◆ **What is expected**
Keep only the lines of the listing that include the word "name", and copy them.

◆ **Data rows**
※

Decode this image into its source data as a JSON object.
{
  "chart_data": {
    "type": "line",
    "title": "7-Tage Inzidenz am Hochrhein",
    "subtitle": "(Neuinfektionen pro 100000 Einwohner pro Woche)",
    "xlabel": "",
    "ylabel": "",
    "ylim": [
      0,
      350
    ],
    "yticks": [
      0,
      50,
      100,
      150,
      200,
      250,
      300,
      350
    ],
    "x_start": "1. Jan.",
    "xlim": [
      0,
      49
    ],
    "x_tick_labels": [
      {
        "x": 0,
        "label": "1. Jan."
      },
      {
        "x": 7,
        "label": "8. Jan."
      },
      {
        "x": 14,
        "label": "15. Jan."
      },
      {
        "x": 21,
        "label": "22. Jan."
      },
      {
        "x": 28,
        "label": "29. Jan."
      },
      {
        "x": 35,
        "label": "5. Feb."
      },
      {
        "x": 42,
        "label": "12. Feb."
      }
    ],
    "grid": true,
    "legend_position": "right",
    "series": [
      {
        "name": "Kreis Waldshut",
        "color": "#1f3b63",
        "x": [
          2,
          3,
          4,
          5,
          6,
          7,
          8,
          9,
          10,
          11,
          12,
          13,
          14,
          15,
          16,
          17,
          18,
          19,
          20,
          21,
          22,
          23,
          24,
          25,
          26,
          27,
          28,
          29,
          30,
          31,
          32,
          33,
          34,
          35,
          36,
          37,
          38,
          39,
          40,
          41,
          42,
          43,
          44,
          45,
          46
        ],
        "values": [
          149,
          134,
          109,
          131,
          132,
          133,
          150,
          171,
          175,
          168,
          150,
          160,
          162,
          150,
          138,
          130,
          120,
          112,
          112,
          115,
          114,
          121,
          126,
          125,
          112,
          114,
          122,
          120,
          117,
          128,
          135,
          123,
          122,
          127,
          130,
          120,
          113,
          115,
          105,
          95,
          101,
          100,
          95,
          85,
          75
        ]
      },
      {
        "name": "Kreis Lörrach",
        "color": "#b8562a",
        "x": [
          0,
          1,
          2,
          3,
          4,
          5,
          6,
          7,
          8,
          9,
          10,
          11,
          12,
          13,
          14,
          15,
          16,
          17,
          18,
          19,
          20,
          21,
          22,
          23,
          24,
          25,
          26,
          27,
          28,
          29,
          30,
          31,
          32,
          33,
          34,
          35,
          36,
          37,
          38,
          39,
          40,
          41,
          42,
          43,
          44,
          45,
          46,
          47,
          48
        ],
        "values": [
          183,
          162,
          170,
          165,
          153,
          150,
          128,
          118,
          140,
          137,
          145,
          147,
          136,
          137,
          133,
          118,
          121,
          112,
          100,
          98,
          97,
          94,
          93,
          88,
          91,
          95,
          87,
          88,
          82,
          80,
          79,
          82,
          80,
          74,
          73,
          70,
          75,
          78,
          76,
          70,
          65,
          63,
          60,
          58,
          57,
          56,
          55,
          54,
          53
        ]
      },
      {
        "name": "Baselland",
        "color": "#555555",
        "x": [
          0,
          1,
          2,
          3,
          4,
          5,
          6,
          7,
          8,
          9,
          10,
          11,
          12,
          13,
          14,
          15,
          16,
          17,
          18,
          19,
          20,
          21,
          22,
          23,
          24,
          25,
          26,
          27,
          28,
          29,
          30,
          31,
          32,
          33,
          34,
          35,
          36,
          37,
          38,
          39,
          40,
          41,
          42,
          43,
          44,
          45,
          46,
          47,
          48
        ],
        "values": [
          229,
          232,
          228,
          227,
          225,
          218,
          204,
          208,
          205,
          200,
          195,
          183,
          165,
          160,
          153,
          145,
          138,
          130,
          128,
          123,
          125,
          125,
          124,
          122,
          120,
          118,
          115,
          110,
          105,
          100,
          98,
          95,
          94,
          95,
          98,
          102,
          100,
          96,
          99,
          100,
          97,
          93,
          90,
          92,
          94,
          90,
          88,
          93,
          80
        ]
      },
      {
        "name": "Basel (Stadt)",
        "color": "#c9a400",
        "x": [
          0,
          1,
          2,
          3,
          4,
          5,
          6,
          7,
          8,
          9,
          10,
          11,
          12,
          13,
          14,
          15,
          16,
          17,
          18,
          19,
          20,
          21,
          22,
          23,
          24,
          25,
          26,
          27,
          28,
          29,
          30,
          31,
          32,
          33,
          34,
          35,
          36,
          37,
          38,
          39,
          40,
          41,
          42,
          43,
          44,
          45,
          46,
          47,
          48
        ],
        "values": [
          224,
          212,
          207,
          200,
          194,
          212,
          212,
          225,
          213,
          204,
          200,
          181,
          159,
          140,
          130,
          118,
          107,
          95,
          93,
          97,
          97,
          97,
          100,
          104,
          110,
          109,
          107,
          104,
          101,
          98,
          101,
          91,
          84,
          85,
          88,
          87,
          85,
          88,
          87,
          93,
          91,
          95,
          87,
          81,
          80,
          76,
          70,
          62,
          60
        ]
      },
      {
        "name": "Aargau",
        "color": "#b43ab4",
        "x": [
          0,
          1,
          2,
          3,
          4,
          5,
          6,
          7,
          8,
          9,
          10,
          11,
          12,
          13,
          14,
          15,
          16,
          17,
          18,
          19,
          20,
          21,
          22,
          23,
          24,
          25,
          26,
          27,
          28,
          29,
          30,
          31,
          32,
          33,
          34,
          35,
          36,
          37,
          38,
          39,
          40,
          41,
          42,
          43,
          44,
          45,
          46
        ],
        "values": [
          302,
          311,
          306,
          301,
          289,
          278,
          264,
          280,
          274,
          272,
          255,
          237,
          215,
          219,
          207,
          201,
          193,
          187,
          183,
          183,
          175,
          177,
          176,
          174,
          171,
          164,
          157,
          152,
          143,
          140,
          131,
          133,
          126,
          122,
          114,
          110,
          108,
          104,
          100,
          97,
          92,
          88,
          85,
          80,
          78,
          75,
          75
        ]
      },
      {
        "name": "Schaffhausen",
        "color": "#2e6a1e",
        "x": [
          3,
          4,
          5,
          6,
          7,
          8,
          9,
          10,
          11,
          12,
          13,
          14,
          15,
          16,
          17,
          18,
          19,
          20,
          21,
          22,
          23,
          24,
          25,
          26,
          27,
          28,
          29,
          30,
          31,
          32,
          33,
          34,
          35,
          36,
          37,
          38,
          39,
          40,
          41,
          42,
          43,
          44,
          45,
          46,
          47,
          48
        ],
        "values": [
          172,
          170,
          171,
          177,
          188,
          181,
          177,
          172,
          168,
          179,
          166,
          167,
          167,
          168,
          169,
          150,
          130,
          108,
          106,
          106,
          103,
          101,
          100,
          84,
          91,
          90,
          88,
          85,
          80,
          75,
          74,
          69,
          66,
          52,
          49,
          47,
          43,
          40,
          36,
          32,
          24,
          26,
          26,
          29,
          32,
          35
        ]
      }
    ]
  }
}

※

◆ **Task result**
        "name": "Kreis Waldshut",
        "name": "Kreis Lörrach",
        "name": "Baselland",
        "name": "Basel (Stadt)",
        "name": "Aargau",
        "name": "Schaffhausen",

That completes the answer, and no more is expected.